Task statement :: Identify the lines that contain the word "exercises", then copy them.
***** Working data
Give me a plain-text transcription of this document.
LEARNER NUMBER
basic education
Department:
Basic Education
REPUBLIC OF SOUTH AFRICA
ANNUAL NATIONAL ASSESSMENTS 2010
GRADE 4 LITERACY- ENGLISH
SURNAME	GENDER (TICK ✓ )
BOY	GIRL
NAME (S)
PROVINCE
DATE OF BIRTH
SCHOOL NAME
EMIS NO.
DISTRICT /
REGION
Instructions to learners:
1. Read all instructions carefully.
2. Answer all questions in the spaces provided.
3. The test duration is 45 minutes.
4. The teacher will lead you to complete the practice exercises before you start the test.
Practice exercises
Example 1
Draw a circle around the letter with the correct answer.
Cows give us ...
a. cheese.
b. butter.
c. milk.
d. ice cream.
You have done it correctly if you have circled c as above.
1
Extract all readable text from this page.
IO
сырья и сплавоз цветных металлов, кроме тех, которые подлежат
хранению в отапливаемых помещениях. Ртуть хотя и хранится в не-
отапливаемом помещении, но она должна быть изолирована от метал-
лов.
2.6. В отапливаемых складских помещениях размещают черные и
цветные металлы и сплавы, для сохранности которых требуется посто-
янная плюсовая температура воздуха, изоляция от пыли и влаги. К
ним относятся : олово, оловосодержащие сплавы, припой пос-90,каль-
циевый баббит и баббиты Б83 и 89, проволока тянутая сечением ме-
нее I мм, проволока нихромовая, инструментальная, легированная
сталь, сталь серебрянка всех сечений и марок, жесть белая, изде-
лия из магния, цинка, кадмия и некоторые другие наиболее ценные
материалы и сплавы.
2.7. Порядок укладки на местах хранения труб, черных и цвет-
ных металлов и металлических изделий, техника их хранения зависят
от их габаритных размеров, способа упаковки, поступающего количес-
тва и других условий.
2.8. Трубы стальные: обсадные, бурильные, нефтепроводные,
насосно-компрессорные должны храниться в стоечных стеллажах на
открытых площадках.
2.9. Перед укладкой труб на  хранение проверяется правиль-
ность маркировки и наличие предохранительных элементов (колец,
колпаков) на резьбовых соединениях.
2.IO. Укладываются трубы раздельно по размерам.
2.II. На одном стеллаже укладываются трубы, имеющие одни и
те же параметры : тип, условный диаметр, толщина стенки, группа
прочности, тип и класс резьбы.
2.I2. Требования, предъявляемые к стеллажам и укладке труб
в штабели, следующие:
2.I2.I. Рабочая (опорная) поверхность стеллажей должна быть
**********
***** Working data
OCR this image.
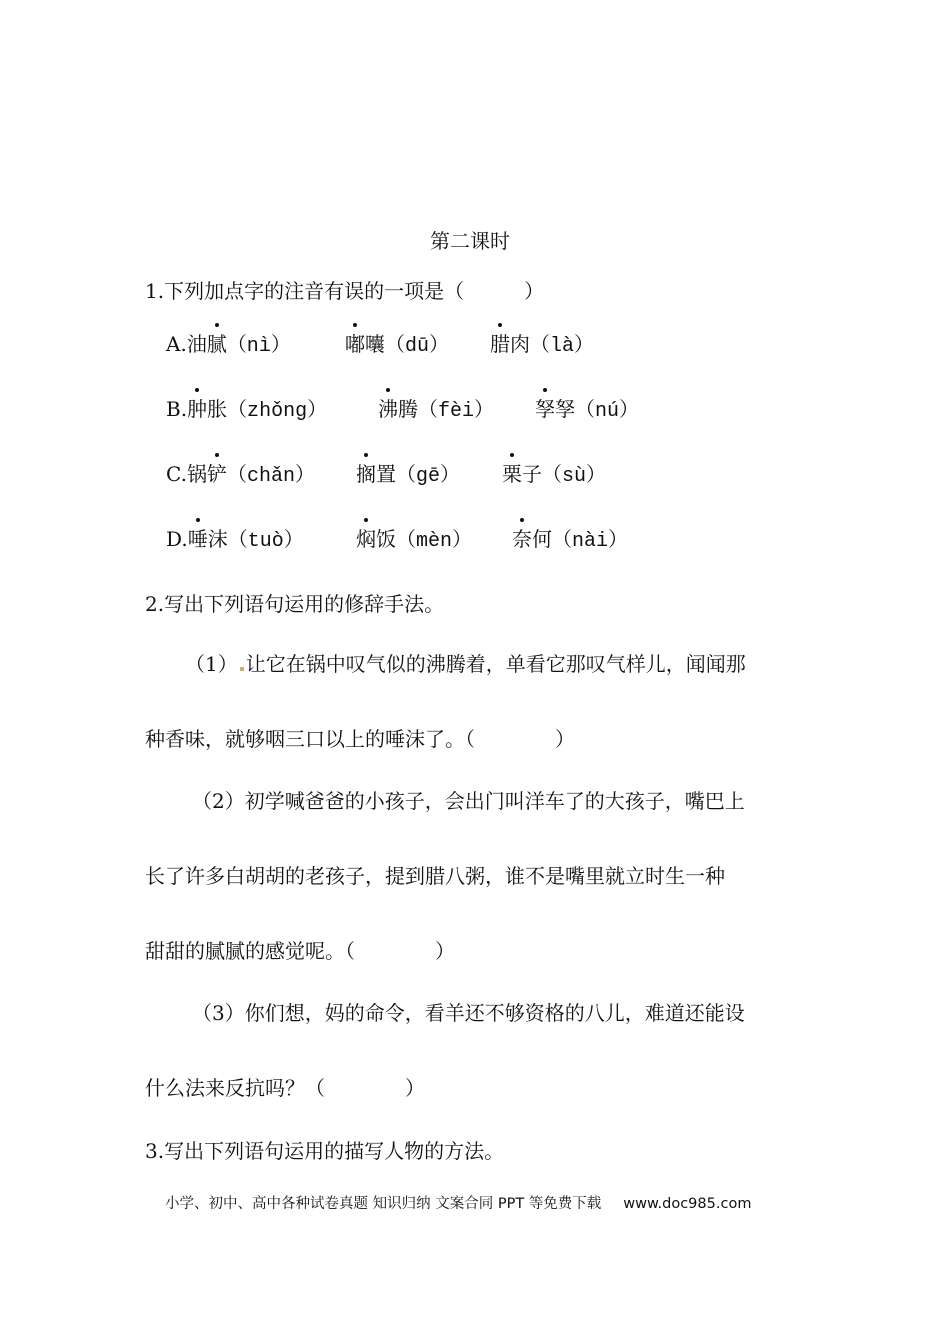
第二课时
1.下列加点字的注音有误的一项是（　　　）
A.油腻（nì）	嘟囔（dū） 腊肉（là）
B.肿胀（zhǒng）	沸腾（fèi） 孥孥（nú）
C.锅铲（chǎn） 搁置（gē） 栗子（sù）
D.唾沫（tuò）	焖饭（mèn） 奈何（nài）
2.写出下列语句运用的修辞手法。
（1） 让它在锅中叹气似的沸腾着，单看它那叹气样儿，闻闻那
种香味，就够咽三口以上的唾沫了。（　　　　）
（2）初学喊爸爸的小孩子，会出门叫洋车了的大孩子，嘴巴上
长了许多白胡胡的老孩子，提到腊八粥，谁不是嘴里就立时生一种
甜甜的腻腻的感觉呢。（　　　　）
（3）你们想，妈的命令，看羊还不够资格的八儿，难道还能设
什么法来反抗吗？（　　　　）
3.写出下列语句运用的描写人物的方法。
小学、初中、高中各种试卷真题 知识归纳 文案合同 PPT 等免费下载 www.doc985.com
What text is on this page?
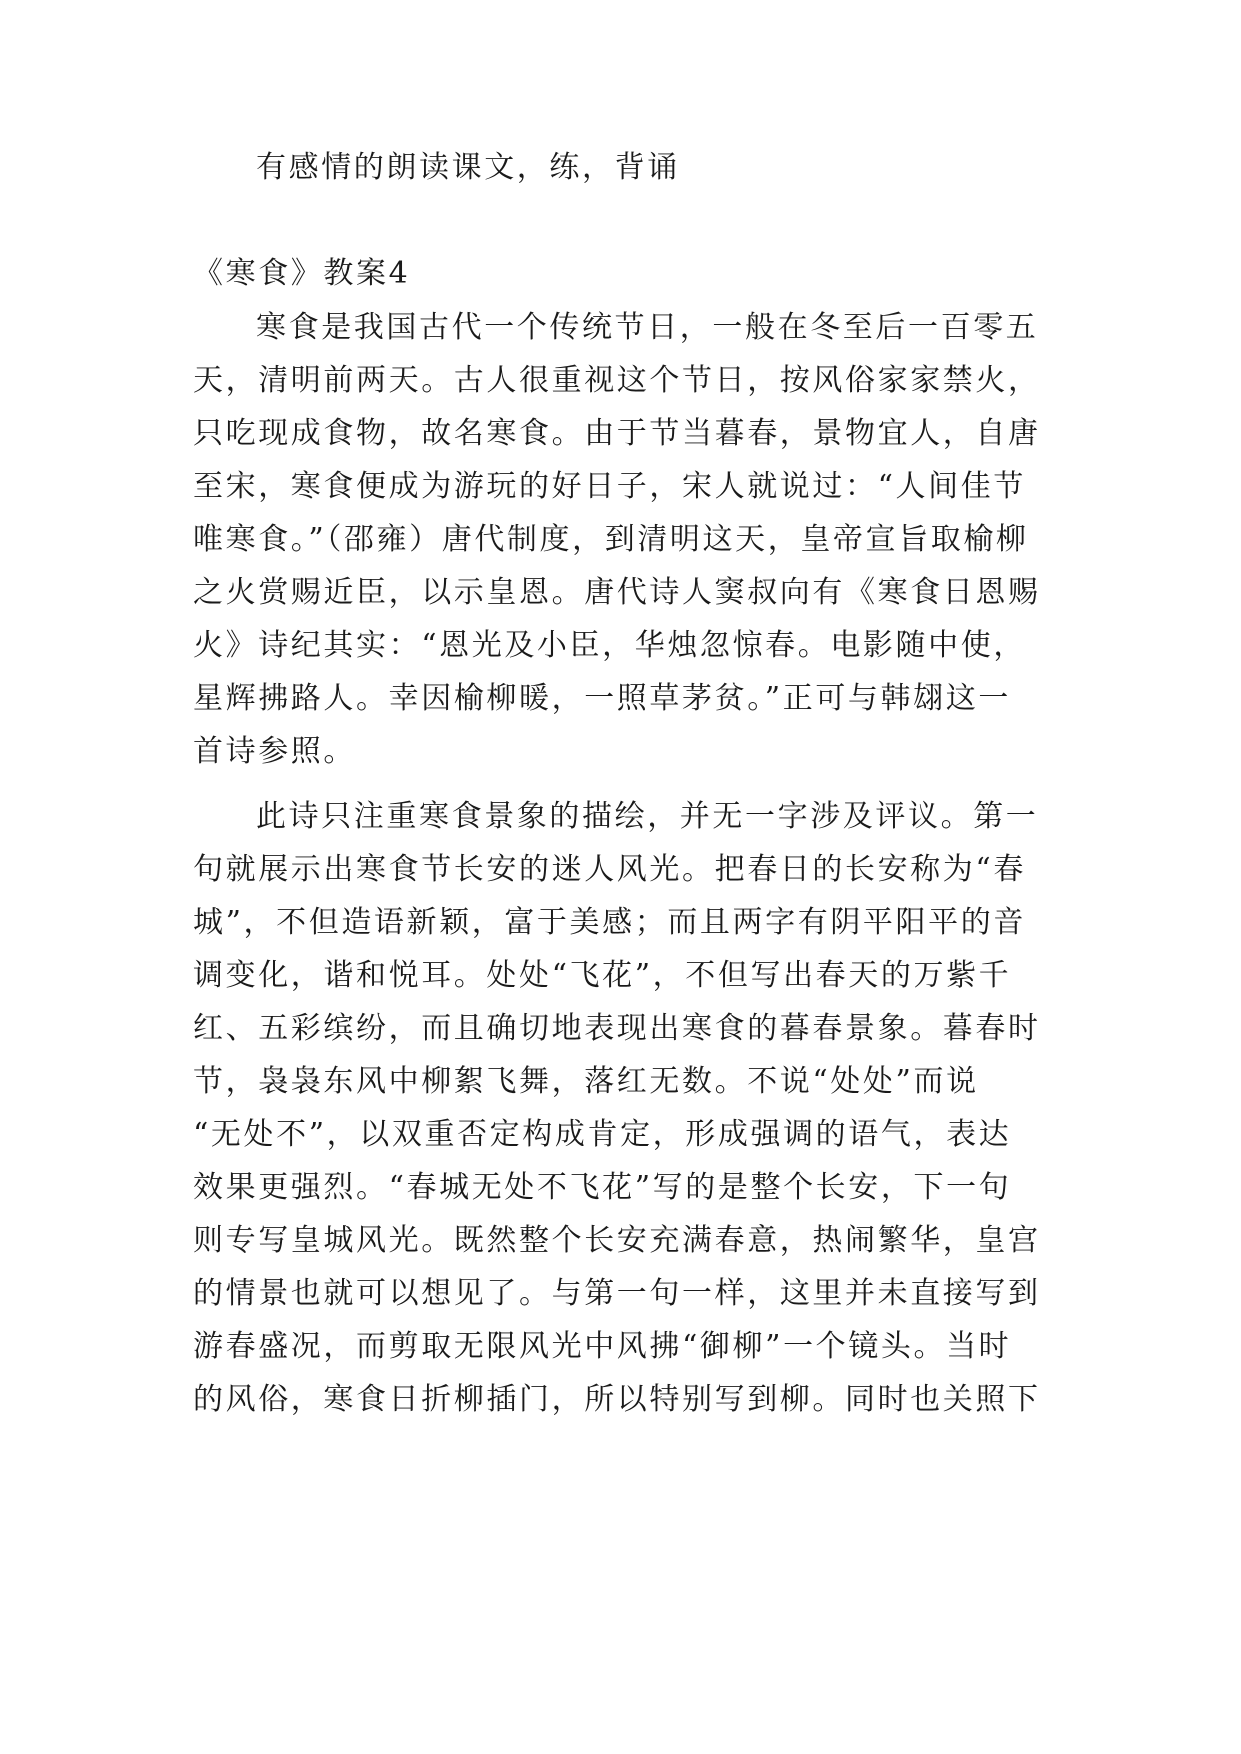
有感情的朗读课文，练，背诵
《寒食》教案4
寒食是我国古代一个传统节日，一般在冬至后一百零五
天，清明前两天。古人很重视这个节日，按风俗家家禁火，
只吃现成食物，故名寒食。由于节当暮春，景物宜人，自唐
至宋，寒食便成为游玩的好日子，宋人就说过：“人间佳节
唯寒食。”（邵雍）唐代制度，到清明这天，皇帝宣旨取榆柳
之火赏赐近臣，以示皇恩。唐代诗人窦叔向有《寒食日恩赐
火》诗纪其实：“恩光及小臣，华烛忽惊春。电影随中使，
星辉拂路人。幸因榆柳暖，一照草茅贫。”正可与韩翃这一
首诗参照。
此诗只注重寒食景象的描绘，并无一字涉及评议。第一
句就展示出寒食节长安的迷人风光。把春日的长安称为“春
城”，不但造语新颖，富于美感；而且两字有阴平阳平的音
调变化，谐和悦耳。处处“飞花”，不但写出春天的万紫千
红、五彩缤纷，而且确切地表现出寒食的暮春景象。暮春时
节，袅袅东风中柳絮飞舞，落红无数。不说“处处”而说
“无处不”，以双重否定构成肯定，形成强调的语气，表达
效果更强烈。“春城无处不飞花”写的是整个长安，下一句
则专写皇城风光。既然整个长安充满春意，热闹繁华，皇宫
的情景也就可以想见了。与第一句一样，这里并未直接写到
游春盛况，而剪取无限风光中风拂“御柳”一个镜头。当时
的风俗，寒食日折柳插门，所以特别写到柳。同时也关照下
**********
***** Working data
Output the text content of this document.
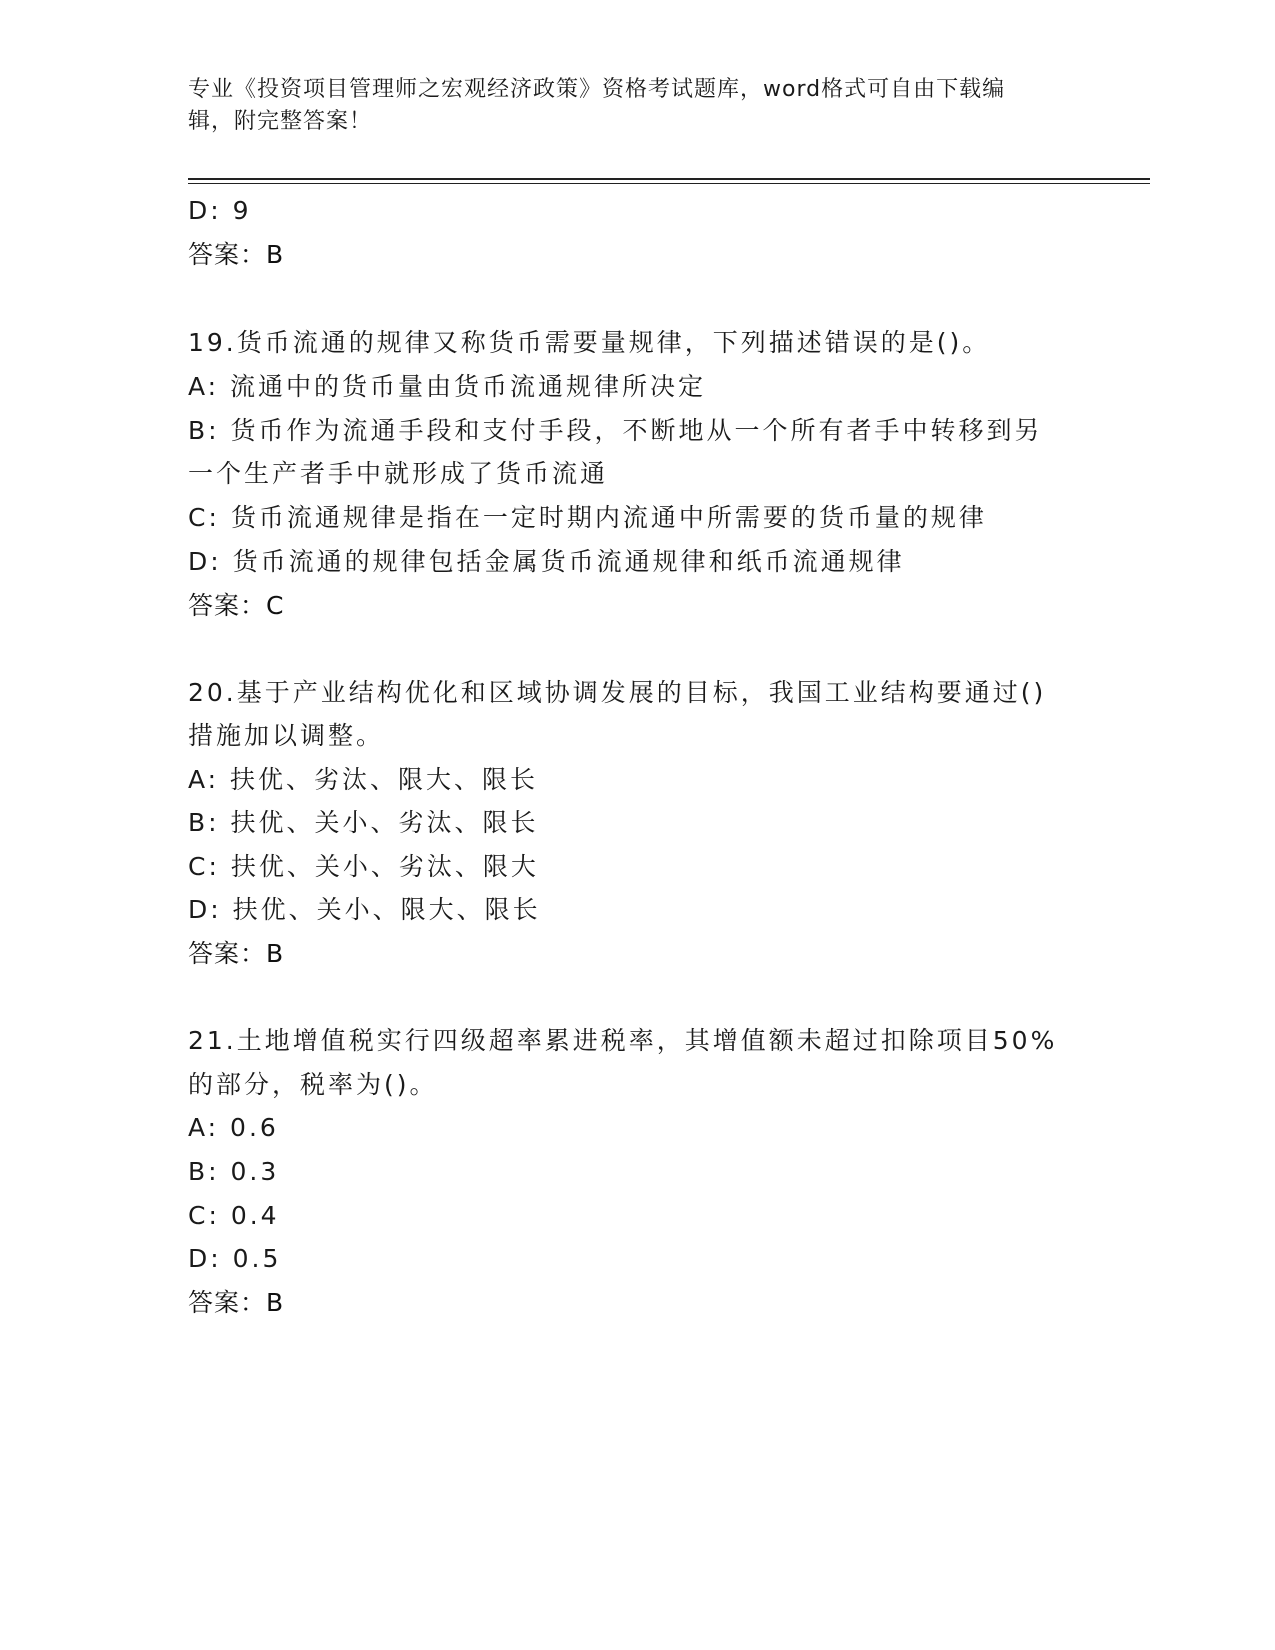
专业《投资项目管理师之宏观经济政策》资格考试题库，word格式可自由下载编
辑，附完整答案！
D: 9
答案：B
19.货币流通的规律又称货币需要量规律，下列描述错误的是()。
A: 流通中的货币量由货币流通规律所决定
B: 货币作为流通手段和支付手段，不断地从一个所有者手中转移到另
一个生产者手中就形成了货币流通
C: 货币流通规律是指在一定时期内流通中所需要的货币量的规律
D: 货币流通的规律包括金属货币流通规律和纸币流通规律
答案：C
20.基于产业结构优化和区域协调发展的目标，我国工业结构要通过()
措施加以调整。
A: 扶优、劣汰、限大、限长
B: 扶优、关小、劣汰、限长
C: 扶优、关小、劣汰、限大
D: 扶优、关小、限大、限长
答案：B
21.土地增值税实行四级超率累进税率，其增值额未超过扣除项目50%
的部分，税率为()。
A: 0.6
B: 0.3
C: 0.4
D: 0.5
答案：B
**********
Task output ::
4. The teacher will lead you to complete the practice exercises before you start the test.
Practice exercises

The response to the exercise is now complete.